>>

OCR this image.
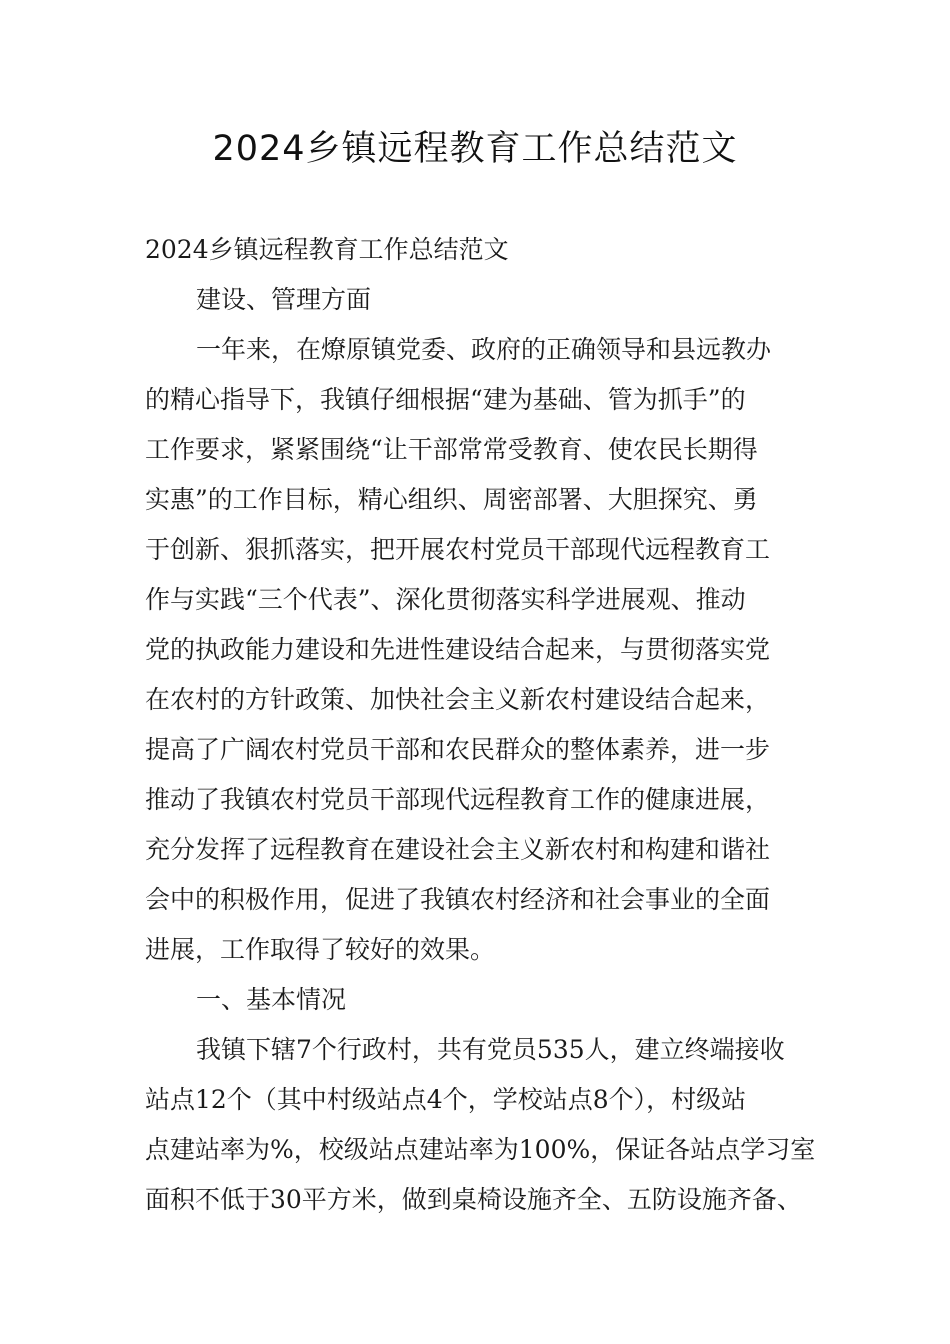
2024乡镇远程教育工作总结范文

2024乡镇远程教育工作总结范文

建设、管理方面

一年来，在燎原镇党委、政府的正确领导和县远教办

的精心指导下，我镇仔细根据“建为基础、管为抓手”的

工作要求，紧紧围绕“让干部常常受教育、使农民长期得

实惠”的工作目标，精心组织、周密部署、大胆探究、勇

于创新、狠抓落实，把开展农村党员干部现代远程教育工

作与实践“三个代表”、深化贯彻落实科学进展观、推动

党的执政能力建设和先进性建设结合起来，与贯彻落实党

在农村的方针政策、加快社会主义新农村建设结合起来，

提高了广阔农村党员干部和农民群众的整体素养，进一步

推动了我镇农村党员干部现代远程教育工作的健康进展，

充分发挥了远程教育在建设社会主义新农村和构建和谐社

会中的积极作用，促进了我镇农村经济和社会事业的全面

进展，工作取得了较好的效果。

一、基本情况

我镇下辖7个行政村，共有党员535人，建立终端接收

站点12个（其中村级站点4个，学校站点8个），村级站

点建站率为%，校级站点建站率为100%，保证各站点学习室

面积不低于30平方米，做到桌椅设施齐全、五防设施齐备、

<<

Task brief:
Omit the pictures and output all of the other material exactly.

In response:
OCR this image.
2024乡镇远程教育工作总结范文

2024乡镇远程教育工作总结范文

建设、管理方面

一年来，在燎原镇党委、政府的正确领导和县远教办

的精心指导下，我镇仔细根据“建为基础、管为抓手”的

工作要求，紧紧围绕“让干部常常受教育、使农民长期得

实惠”的工作目标，精心组织、周密部署、大胆探究、勇

于创新、狠抓落实，把开展农村党员干部现代远程教育工

作与实践“三个代表”、深化贯彻落实科学进展观、推动

党的执政能力建设和先进性建设结合起来，与贯彻落实党

在农村的方针政策、加快社会主义新农村建设结合起来，

提高了广阔农村党员干部和农民群众的整体素养，进一步

推动了我镇农村党员干部现代远程教育工作的健康进展，

充分发挥了远程教育在建设社会主义新农村和构建和谐社

会中的积极作用，促进了我镇农村经济和社会事业的全面

进展，工作取得了较好的效果。

一、基本情况

我镇下辖7个行政村，共有党员535人，建立终端接收

站点12个（其中村级站点4个，学校站点8个），村级站

点建站率为%，校级站点建站率为100%，保证各站点学习室

面积不低于30平方米，做到桌椅设施齐全、五防设施齐备、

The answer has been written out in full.